### Dataset excerpts

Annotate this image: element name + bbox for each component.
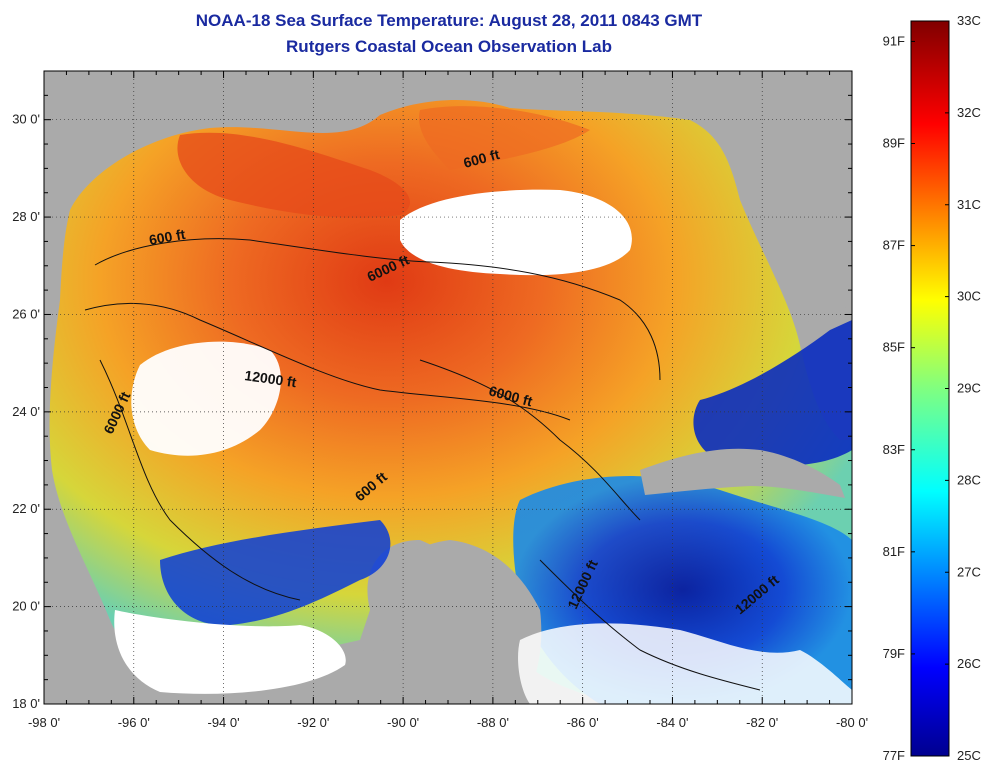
map-ticks — [43, 70, 853, 705]
colorbar-celsius-label: 33C — [957, 13, 981, 28]
sst-map: 600 ft 600 ft 600 ft 6000 ft 6000 ft 600… — [44, 71, 852, 704]
contour-6000-east — [419, 359, 641, 521]
colorbar-celsius-label: 25C — [957, 748, 981, 763]
latitude-labels: 18 0' 20 0' 22 0' 24 0' 26 0' 28 0' 30 0' — [12, 112, 40, 711]
cloud-mask-bay — [114, 610, 346, 694]
florida-land — [730, 110, 852, 327]
colorbar-fahrenheit-label: 89F — [883, 136, 905, 151]
contour-6000 — [84, 302, 571, 421]
colorbar-fahrenheit-label: 77F — [883, 748, 905, 763]
lat-tick-label: 24 0' — [12, 404, 40, 419]
colorbar-celsius-label: 28C — [957, 472, 981, 487]
colorbar — [910, 20, 950, 757]
contour-12000-south — [539, 559, 761, 691]
map-gridlines — [44, 71, 852, 704]
cold-south-bay — [160, 520, 391, 626]
colorbar-fahrenheit-labels: 91F 89F 87F 85F 83F 81F 79F 77F — [883, 33, 905, 763]
colorbar-celsius-label: 29C — [957, 381, 981, 396]
lon-tick-label: -82 0' — [746, 715, 778, 730]
map-title: NOAA-18 Sea Surface Temperature: August … — [195, 11, 703, 30]
lat-tick-label: 30 0' — [12, 112, 40, 127]
cuba-land — [640, 448, 845, 498]
cold-east-florida — [693, 320, 852, 466]
cloud-mask-south — [518, 623, 852, 704]
map-subtitle: Rutgers Coastal Ocean Observation Lab — [286, 37, 612, 56]
colorbar-ticks — [911, 20, 949, 757]
contour-label-600-west: 600 ft — [148, 226, 187, 248]
cloud-mask-west — [131, 341, 281, 456]
colorbar-celsius-label: 27C — [957, 564, 981, 579]
lon-tick-label: -92 0' — [297, 715, 329, 730]
lon-tick-label: -96 0' — [118, 715, 150, 730]
yucatan-land — [370, 540, 542, 704]
contour-label-12000-center: 12000 ft — [244, 367, 298, 390]
bathymetry-contours — [84, 238, 761, 691]
colorbar-celsius-labels: 33C 32C 31C 30C 29C 28C 27C 26C 25C — [957, 13, 981, 763]
lon-tick-label: -94 0' — [207, 715, 239, 730]
lon-tick-label: -86 0' — [567, 715, 599, 730]
warm-core — [177, 132, 410, 218]
lon-tick-label: -90 0' — [387, 715, 419, 730]
lat-tick-label: 22 0' — [12, 501, 40, 516]
lat-tick-label: 26 0' — [12, 306, 40, 321]
colorbar-fahrenheit-label: 85F — [883, 340, 905, 355]
longitude-labels: -98 0' -96 0' -94 0' -92 0' -90 0' -88 0' -86 … — [28, 715, 868, 730]
contour-600 — [94, 238, 661, 381]
lat-tick-label: 18 0' — [12, 696, 40, 711]
colorbar-fahrenheit-label: 83F — [883, 442, 905, 457]
cloud-mask-north — [400, 189, 632, 276]
lat-tick-label: 20 0' — [12, 599, 40, 614]
contour-12000 — [99, 359, 301, 601]
lon-tick-label: -88 0' — [477, 715, 509, 730]
lon-tick-label: -84 0' — [656, 715, 688, 730]
colorbar-celsius-label: 30C — [957, 289, 981, 304]
lon-tick-label: -80 0' — [836, 715, 868, 730]
colorbar-fahrenheit-label: 81F — [883, 544, 905, 559]
colorbar-fahrenheit-label: 91F — [883, 33, 905, 48]
colorbar-fahrenheit-label: 87F — [883, 238, 905, 253]
colorbar-celsius-label: 32C — [957, 105, 981, 120]
colorbar-celsius-label: 31C — [957, 197, 981, 212]
warm-east — [419, 106, 590, 170]
lon-tick-label: -98 0' — [28, 715, 60, 730]
colorbar-celsius-label: 26C — [957, 656, 981, 671]
lat-tick-label: 28 0' — [12, 209, 40, 224]
colorbar-fahrenheit-label: 79F — [883, 646, 905, 661]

######

[Task statement]
Copy the records above line for line, without changing anything, and leave out the pictures.

[Final answer]
Annotate this image: element name + bbox for each component.
map-ticks — [43, 70, 853, 705]
colorbar-celsius-label: 33C — [957, 13, 981, 28]
sst-map: 600 ft 600 ft 600 ft 6000 ft 6000 ft 600… — [44, 71, 852, 704]
contour-6000-east — [419, 359, 641, 521]
colorbar-celsius-label: 25C — [957, 748, 981, 763]
latitude-labels: 18 0' 20 0' 22 0' 24 0' 26 0' 28 0' 30 0' — [12, 112, 40, 711]
cloud-mask-bay — [114, 610, 346, 694]
florida-land — [730, 110, 852, 327]
colorbar-fahrenheit-label: 89F — [883, 136, 905, 151]
contour-6000 — [84, 302, 571, 421]
colorbar-fahrenheit-label: 77F — [883, 748, 905, 763]
lat-tick-label: 24 0' — [12, 404, 40, 419]
colorbar-celsius-label: 28C — [957, 472, 981, 487]
colorbar — [910, 20, 950, 757]
contour-12000-south — [539, 559, 761, 691]
map-gridlines — [44, 71, 852, 704]
cold-south-bay — [160, 520, 391, 626]
colorbar-fahrenheit-labels: 91F 89F 87F 85F 83F 81F 79F 77F — [883, 33, 905, 763]
colorbar-celsius-label: 29C — [957, 381, 981, 396]
lon-tick-label: -82 0' — [746, 715, 778, 730]
map-title: NOAA-18 Sea Surface Temperature: August … — [195, 11, 703, 30]
lat-tick-label: 30 0' — [12, 112, 40, 127]
cuba-land — [640, 448, 845, 498]
cold-east-florida — [693, 320, 852, 466]
cloud-mask-south — [518, 623, 852, 704]
map-subtitle: Rutgers Coastal Ocean Observation Lab — [286, 37, 612, 56]
colorbar-ticks — [911, 20, 949, 757]
contour-label-600-west: 600 ft — [148, 226, 187, 248]
cloud-mask-west — [131, 341, 281, 456]
colorbar-celsius-label: 27C — [957, 564, 981, 579]
lon-tick-label: -92 0' — [297, 715, 329, 730]
lon-tick-label: -96 0' — [118, 715, 150, 730]
yucatan-land — [370, 540, 542, 704]
contour-label-12000-center: 12000 ft — [244, 367, 298, 390]
bathymetry-contours — [84, 238, 761, 691]
colorbar-celsius-labels: 33C 32C 31C 30C 29C 28C 27C 26C 25C — [957, 13, 981, 763]
lon-tick-label: -94 0' — [207, 715, 239, 730]
lon-tick-label: -86 0' — [567, 715, 599, 730]
warm-core — [177, 132, 410, 218]
lon-tick-label: -90 0' — [387, 715, 419, 730]
lat-tick-label: 22 0' — [12, 501, 40, 516]
lat-tick-label: 26 0' — [12, 306, 40, 321]
colorbar-fahrenheit-label: 85F — [883, 340, 905, 355]
longitude-labels: -98 0' -96 0' -94 0' -92 0' -90 0' -88 0' -86 … — [28, 715, 868, 730]
contour-600 — [94, 238, 661, 381]
lat-tick-label: 18 0' — [12, 696, 40, 711]
colorbar-fahrenheit-label: 83F — [883, 442, 905, 457]
cloud-mask-north — [400, 189, 632, 276]
lat-tick-label: 20 0' — [12, 599, 40, 614]
contour-12000 — [99, 359, 301, 601]
lon-tick-label: -88 0' — [477, 715, 509, 730]
lon-tick-label: -84 0' — [656, 715, 688, 730]
colorbar-celsius-label: 30C — [957, 289, 981, 304]
lon-tick-label: -80 0' — [836, 715, 868, 730]
colorbar-fahrenheit-label: 81F — [883, 544, 905, 559]
colorbar-fahrenheit-label: 91F — [883, 33, 905, 48]
colorbar-fahrenheit-label: 87F — [883, 238, 905, 253]
colorbar-celsius-label: 32C — [957, 105, 981, 120]
colorbar-celsius-label: 31C — [957, 197, 981, 212]
warm-east — [419, 106, 590, 170]
lon-tick-label: -98 0' — [28, 715, 60, 730]
colorbar-celsius-label: 26C — [957, 656, 981, 671]
lat-tick-label: 28 0' — [12, 209, 40, 224]
colorbar-fahrenheit-label: 79F — [883, 646, 905, 661]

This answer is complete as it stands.